▶ **PROBLEM STATEMENT**:
Count each line in which the word "usage" appears. Reply with the total and nothing more.

Data listing
=-=-=-=-=
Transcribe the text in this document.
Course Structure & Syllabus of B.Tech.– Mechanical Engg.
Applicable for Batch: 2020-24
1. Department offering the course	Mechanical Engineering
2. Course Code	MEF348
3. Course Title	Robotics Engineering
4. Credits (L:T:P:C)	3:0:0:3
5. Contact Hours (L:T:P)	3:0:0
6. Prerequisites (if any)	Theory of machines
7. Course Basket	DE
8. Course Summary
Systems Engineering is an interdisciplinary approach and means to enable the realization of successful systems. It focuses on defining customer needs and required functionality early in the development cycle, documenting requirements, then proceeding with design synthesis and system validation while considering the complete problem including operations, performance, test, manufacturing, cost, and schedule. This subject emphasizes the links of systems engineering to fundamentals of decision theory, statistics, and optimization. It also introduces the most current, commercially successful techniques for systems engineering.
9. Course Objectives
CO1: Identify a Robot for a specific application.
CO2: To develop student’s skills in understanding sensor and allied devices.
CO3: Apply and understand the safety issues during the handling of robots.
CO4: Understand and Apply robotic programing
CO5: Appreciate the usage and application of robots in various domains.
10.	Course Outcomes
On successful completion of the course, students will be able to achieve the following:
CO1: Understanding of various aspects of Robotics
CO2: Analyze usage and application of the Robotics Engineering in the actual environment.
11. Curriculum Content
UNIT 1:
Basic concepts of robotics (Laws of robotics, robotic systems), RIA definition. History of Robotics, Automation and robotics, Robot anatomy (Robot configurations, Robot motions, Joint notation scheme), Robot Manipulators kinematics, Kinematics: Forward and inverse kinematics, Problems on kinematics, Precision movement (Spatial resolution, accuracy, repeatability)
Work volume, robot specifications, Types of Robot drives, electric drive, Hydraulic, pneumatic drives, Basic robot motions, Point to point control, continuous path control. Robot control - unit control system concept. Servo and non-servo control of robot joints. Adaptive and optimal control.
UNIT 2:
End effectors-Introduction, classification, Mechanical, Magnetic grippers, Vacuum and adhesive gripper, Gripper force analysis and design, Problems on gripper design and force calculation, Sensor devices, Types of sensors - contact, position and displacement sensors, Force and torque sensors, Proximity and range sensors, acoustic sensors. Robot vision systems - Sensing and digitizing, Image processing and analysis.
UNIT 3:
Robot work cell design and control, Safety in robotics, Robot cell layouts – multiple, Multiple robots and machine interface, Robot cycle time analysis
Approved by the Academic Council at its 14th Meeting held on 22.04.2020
=-=-=-=-=
▶ **IN RESPONSE**:
2